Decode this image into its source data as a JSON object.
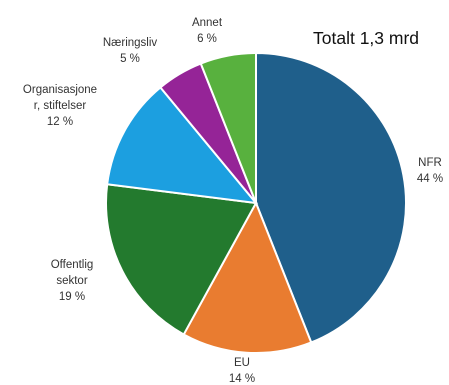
{
  "chart_data": {
    "type": "pie",
    "title": "Totalt 1,3 mrd",
    "slices": [
      {
        "name": "NFR",
        "value": 44,
        "label": "44 %",
        "color": "#1F5F8B"
      },
      {
        "name": "EU",
        "value": 14,
        "label": "14 %",
        "color": "#E97C30"
      },
      {
        "name": "Offentlig sektor",
        "value": 19,
        "label": "19 %",
        "color": "#237A2E"
      },
      {
        "name": "Organisasjoner, stiftelser",
        "value": 12,
        "label": "12 %",
        "color": "#1C9FE0"
      },
      {
        "name": "Næringsliv",
        "value": 5,
        "label": "5 %",
        "color": "#952497"
      },
      {
        "name": "Annet",
        "value": 6,
        "label": "6 %",
        "color": "#58B13E"
      }
    ],
    "label_lines": [
      [
        "NFR",
        "44 %"
      ],
      [
        "EU",
        "14 %"
      ],
      [
        "Offentlig",
        "sektor",
        "19 %"
      ],
      [
        "Organisasjone",
        "r, stiftelser",
        "12 %"
      ],
      [
        "Næringsliv",
        "5 %"
      ],
      [
        "Annet",
        "6 %"
      ]
    ]
  }
}
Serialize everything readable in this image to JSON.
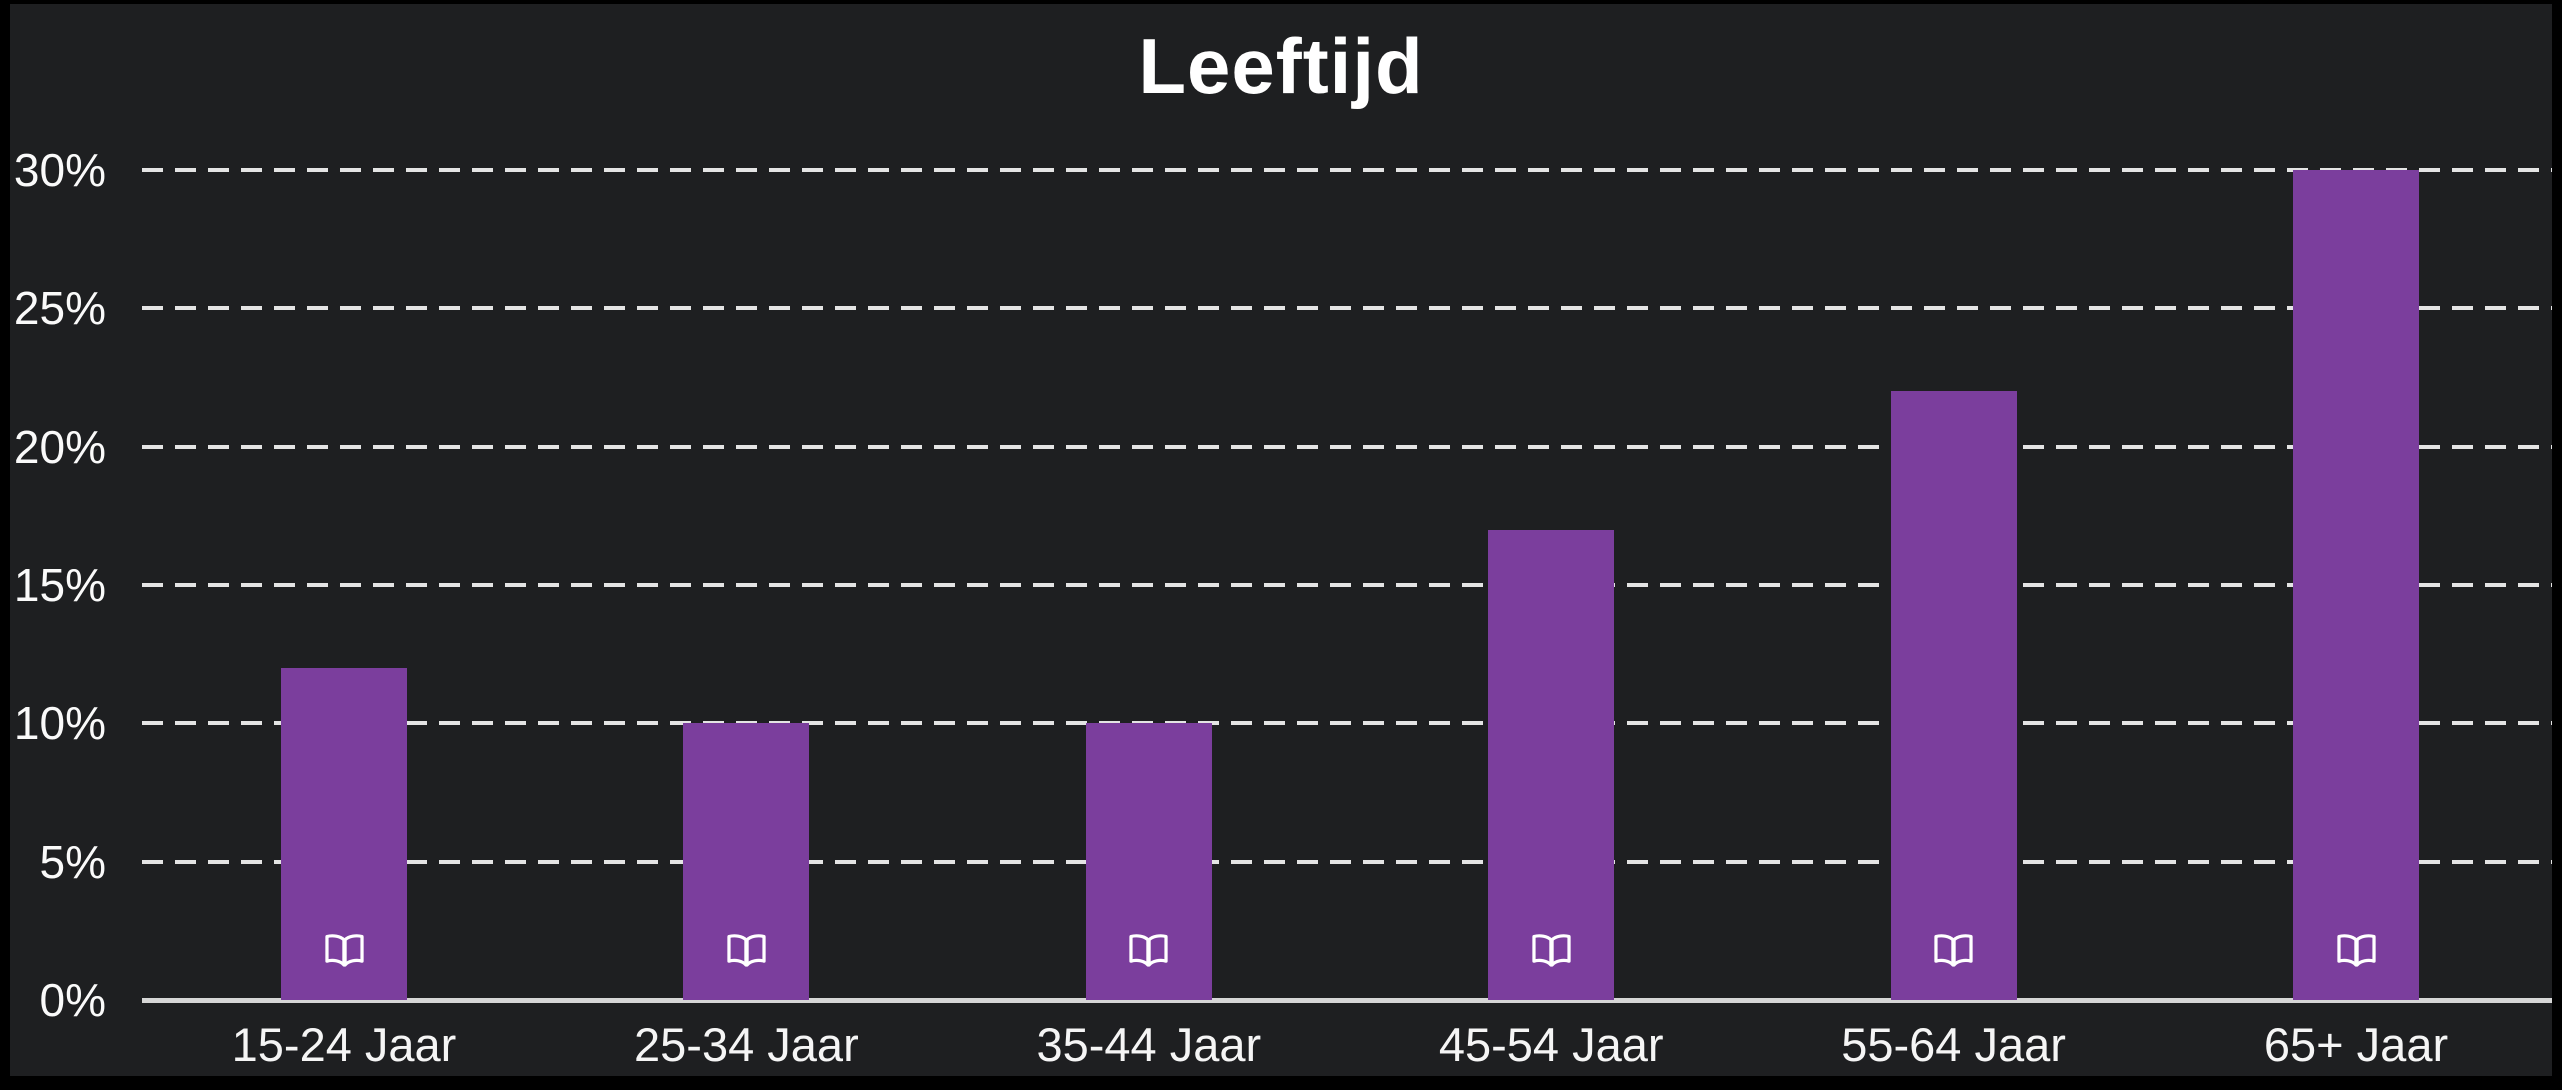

···

YOUR OBJECTIVE:
Without including any pictures, print all of the material exactly as given.

COMPLETE ANSWER:
Decode this image into its source data as a JSON object.
{
  "chart_data": {
    "type": "pie",
    "title": "Totalt 1,3 mrd",
    "slices": [
      {
        "name": "NFR",
        "value": 44,
        "label": "44 %",
        "color": "#1F5F8B"
      },
      {
        "name": "EU",
        "value": 14,
        "label": "14 %",
        "color": "#E97C30"
      },
      {
        "name": "Offentlig sektor",
        "value": 19,
        "label": "19 %",
        "color": "#237A2E"
      },
      {
        "name": "Organisasjoner, stiftelser",
        "value": 12,
        "label": "12 %",
        "color": "#1C9FE0"
      },
      {
        "name": "Næringsliv",
        "value": 5,
        "label": "5 %",
        "color": "#952497"
      },
      {
        "name": "Annet",
        "value": 6,
        "label": "6 %",
        "color": "#58B13E"
      }
    ],
    "label_lines": [
      [
        "NFR",
        "44 %"
      ],
      [
        "EU",
        "14 %"
      ],
      [
        "Offentlig",
        "sektor",
        "19 %"
      ],
      [
        "Organisasjone",
        "r, stiftelser",
        "12 %"
      ],
      [
        "Næringsliv",
        "5 %"
      ],
      [
        "Annet",
        "6 %"
      ]
    ]
  }
}
Serialize everything readable in this image to JSON.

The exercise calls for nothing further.